Check every line below for the string "Tumor", and copy the lines that contain it.

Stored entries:
****

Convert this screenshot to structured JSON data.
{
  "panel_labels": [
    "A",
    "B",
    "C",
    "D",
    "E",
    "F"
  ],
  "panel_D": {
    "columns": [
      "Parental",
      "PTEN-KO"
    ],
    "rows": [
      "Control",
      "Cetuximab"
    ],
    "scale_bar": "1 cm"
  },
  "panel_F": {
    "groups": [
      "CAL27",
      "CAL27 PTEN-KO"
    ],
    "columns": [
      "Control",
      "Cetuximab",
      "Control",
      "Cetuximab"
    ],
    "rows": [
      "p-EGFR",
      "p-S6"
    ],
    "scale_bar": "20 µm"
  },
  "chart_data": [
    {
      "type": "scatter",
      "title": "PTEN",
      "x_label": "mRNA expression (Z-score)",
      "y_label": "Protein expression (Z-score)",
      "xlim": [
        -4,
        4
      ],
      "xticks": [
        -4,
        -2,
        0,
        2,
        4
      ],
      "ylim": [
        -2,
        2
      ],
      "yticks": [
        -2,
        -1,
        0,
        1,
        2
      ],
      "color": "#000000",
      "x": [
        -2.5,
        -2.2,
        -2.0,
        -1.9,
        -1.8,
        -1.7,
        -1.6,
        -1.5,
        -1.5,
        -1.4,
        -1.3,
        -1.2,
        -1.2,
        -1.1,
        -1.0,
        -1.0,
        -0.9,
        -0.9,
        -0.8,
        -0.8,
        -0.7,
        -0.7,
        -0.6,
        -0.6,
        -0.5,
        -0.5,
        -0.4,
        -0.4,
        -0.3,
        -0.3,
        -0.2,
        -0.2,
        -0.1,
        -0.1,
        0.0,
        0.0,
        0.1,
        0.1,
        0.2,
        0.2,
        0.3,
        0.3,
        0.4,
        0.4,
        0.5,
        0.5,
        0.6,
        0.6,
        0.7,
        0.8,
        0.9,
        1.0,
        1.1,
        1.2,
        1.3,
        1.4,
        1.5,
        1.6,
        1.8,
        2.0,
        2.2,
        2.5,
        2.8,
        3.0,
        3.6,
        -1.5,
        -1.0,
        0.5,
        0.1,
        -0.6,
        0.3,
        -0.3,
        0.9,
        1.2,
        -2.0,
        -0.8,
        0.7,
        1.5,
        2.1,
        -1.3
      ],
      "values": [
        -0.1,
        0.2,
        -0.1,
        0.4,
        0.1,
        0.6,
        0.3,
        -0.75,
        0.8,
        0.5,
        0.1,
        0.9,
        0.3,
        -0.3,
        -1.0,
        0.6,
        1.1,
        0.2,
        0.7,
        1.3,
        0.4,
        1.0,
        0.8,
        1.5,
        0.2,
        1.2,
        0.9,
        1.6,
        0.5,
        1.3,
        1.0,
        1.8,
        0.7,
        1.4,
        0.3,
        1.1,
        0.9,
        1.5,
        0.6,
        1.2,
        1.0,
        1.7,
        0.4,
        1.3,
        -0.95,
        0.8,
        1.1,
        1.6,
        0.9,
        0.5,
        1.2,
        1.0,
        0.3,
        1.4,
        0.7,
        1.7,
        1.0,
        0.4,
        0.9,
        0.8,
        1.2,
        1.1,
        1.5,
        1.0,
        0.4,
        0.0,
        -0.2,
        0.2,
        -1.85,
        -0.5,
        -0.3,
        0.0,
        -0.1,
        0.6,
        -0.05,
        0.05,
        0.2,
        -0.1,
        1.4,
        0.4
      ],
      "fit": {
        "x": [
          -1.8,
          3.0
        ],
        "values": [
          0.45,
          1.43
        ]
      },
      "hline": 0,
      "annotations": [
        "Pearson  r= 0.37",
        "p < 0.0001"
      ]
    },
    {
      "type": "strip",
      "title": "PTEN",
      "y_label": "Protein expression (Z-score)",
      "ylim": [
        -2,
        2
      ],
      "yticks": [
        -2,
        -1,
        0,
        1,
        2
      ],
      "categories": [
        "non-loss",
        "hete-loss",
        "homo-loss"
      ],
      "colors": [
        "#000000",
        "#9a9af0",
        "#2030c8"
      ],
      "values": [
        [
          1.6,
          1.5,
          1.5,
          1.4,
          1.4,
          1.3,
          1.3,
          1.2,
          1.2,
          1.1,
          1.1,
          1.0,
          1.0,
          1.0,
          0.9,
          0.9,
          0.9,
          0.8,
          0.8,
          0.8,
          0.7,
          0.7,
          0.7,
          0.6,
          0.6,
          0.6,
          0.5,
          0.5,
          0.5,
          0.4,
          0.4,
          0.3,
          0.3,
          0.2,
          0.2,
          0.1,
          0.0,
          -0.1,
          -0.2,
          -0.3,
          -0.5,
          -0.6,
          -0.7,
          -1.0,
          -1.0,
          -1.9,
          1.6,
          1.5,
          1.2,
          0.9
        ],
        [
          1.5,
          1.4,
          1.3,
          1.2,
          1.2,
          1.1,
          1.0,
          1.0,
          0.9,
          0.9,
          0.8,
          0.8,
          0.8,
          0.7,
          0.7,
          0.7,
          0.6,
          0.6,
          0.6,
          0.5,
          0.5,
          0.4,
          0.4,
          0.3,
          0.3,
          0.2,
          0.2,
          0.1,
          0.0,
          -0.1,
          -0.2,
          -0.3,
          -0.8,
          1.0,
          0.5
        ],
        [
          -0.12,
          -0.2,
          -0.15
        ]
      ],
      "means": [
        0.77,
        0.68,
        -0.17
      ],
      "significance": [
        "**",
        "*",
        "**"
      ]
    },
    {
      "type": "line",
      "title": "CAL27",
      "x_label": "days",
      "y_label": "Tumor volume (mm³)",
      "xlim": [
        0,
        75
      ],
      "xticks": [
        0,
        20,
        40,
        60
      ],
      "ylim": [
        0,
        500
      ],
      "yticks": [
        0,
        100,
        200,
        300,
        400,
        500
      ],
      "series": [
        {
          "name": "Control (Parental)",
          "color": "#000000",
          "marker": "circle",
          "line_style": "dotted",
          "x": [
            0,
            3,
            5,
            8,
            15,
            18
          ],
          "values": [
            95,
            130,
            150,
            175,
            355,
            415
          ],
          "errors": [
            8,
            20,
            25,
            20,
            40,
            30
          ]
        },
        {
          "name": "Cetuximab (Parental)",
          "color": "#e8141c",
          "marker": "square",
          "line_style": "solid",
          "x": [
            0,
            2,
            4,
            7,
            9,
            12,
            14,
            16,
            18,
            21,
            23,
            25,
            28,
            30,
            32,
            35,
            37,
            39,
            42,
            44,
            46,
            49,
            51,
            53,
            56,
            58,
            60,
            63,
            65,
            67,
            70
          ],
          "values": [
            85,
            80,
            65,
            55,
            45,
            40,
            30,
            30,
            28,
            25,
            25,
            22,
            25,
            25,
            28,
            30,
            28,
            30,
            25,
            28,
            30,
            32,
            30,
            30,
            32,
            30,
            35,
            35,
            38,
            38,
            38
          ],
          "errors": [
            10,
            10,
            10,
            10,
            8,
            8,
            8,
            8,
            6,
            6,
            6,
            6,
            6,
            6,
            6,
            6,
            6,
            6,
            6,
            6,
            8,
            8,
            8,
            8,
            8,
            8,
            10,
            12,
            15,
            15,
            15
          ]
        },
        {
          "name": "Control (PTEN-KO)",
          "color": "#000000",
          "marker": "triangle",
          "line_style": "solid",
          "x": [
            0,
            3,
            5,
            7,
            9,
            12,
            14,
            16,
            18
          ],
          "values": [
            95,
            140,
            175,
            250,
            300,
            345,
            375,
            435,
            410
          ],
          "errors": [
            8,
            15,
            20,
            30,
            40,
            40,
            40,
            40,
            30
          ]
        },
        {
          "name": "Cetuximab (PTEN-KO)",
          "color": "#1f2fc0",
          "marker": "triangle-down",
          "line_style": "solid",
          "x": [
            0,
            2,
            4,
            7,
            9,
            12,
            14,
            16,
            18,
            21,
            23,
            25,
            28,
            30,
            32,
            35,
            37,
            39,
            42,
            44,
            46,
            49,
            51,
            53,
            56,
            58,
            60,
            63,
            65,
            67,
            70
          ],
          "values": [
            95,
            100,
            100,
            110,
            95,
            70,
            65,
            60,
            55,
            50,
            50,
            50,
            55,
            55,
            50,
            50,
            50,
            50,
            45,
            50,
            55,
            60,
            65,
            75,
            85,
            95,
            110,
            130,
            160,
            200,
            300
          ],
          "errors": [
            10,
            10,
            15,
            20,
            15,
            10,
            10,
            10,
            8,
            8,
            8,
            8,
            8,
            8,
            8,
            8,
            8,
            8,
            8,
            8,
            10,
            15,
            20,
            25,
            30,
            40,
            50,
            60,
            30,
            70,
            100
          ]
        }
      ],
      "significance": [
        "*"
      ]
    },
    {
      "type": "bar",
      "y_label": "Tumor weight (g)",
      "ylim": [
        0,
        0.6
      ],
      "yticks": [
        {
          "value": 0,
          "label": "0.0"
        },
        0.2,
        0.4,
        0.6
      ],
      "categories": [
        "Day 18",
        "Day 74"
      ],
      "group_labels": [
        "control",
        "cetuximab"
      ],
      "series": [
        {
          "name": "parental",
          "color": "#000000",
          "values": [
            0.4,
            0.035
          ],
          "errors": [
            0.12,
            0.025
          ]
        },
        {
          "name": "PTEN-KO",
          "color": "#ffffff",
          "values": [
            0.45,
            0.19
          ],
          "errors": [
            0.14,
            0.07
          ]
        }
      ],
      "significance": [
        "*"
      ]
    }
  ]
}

****

> Problem solution
      "y_label": "Tumor volume (mm³)",
      "y_label": "Tumor weight (g)",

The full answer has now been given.